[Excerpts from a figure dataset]
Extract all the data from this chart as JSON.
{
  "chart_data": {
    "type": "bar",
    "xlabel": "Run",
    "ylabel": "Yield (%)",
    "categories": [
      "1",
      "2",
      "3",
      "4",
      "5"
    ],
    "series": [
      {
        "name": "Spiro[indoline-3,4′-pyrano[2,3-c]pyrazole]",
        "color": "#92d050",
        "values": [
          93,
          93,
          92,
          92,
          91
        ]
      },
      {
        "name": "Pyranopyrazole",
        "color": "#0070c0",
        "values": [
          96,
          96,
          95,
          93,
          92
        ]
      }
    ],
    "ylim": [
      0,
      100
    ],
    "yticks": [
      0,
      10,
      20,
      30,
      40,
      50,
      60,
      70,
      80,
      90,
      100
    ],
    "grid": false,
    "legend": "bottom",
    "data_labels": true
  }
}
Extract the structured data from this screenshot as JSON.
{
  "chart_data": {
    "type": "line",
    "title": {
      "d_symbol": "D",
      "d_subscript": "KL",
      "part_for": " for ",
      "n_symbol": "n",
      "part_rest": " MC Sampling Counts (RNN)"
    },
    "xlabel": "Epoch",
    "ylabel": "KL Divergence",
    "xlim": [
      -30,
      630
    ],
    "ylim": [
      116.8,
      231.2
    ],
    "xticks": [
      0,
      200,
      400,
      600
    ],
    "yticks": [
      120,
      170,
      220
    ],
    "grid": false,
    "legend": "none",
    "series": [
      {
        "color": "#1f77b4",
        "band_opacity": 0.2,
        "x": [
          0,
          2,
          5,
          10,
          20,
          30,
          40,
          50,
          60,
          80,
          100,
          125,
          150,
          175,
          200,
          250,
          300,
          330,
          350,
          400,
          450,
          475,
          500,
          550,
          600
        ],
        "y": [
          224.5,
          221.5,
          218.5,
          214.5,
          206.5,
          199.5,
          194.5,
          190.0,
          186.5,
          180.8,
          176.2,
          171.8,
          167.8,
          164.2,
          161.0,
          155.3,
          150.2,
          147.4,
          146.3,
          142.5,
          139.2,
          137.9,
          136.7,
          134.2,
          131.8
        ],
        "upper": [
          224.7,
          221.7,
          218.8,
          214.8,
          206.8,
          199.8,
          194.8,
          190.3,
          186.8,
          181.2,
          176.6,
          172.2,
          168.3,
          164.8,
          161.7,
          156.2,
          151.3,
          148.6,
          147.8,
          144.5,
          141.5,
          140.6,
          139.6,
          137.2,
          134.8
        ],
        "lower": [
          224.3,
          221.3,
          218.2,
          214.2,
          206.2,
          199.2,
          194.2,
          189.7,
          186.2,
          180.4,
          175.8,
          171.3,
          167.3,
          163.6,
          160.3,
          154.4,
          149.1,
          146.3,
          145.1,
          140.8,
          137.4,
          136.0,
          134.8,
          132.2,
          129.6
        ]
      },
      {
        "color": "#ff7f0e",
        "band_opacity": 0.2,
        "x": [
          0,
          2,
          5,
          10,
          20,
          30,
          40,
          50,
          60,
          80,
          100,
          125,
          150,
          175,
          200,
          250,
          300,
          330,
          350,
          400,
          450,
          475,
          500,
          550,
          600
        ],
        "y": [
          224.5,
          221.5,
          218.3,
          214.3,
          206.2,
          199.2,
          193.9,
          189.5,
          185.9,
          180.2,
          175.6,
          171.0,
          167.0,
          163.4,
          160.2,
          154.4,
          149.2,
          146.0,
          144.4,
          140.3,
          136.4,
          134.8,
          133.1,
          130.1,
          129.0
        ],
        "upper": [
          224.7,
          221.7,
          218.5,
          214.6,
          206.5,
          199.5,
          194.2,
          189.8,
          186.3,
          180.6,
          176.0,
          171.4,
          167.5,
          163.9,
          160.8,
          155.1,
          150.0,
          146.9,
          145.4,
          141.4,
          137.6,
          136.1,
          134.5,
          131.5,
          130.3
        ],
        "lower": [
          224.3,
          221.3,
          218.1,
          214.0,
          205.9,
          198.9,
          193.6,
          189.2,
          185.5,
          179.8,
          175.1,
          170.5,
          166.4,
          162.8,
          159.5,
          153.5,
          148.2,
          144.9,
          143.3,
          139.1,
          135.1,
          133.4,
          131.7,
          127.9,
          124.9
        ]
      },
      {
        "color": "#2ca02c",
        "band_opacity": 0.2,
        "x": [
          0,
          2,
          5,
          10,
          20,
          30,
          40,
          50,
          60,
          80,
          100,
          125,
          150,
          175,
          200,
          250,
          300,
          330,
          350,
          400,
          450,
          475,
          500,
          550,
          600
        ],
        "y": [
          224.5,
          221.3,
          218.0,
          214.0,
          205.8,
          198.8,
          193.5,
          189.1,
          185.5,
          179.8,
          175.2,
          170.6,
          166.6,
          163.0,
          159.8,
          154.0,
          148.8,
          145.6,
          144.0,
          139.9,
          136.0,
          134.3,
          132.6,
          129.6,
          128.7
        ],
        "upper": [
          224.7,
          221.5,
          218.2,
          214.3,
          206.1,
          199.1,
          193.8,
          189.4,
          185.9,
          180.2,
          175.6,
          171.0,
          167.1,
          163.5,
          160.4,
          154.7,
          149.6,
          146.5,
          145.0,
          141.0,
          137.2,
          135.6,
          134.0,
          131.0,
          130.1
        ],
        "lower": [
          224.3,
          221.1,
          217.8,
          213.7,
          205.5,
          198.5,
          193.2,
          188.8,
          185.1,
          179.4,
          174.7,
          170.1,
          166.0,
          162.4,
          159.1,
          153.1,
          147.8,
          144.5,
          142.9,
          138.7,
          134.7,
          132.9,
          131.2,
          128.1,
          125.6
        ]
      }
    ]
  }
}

* _Exercise brief_
Pull every line containing the word "this" out of the entries above.

* _Solution to the problem_
Extract all the data from this chart as JSON.
Extract the structured data from this screenshot as JSON.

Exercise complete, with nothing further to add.